Supplied entries>
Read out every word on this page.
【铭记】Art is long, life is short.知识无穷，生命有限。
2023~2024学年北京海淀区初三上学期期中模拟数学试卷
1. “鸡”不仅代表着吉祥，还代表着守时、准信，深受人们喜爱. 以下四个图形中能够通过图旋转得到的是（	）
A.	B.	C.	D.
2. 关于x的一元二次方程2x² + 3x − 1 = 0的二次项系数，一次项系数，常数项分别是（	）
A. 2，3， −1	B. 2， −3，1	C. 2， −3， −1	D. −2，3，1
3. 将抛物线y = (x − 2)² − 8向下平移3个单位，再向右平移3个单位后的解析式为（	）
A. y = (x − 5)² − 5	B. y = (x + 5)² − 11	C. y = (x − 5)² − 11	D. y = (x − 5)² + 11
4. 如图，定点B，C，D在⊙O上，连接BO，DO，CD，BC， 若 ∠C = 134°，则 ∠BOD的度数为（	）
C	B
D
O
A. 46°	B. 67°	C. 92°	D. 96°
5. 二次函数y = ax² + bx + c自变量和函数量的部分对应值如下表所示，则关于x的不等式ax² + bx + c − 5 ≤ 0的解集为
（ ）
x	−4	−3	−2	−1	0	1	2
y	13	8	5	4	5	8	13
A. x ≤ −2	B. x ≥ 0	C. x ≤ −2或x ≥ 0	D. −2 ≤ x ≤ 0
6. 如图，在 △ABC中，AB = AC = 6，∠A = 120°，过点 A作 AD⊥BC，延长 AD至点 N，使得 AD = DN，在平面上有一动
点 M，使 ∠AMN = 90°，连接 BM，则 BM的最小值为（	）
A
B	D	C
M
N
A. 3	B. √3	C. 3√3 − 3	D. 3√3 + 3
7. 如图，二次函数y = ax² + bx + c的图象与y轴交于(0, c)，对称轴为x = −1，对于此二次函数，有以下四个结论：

Job>
Make an exact copy of all the data.

Result below>
Read out every word on this page.
【铭记】Art is long, life is short.知识无穷，生命有限。
2023~2024学年北京海淀区初三上学期期中模拟数学试卷
1. “鸡”不仅代表着吉祥，还代表着守时、准信，深受人们喜爱. 以下四个图形中能够通过图旋转得到的是（	）
A.	B.	C.	D.
2. 关于x的一元二次方程2x² + 3x − 1 = 0的二次项系数，一次项系数，常数项分别是（	）
A. 2，3， −1	B. 2， −3，1	C. 2， −3， −1	D. −2，3，1
3. 将抛物线y = (x − 2)² − 8向下平移3个单位，再向右平移3个单位后的解析式为（	）
A. y = (x − 5)² − 5	B. y = (x + 5)² − 11	C. y = (x − 5)² − 11	D. y = (x − 5)² + 11
4. 如图，定点B，C，D在⊙O上，连接BO，DO，CD，BC， 若 ∠C = 134°，则 ∠BOD的度数为（	）
C	B
D
O
A. 46°	B. 67°	C. 92°	D. 96°
5. 二次函数y = ax² + bx + c自变量和函数量的部分对应值如下表所示，则关于x的不等式ax² + bx + c − 5 ≤ 0的解集为
（ ）
x	−4	−3	−2	−1	0	1	2
y	13	8	5	4	5	8	13
A. x ≤ −2	B. x ≥ 0	C. x ≤ −2或x ≥ 0	D. −2 ≤ x ≤ 0
6. 如图，在 △ABC中，AB = AC = 6，∠A = 120°，过点 A作 AD⊥BC，延长 AD至点 N，使得 AD = DN，在平面上有一动
点 M，使 ∠AMN = 90°，连接 BM，则 BM的最小值为（	）
A
B	D	C
M
N
A. 3	B. √3	C. 3√3 − 3	D. 3√3 + 3
7. 如图，二次函数y = ax² + bx + c的图象与y轴交于(0, c)，对称轴为x = −1，对于此二次函数，有以下四个结论：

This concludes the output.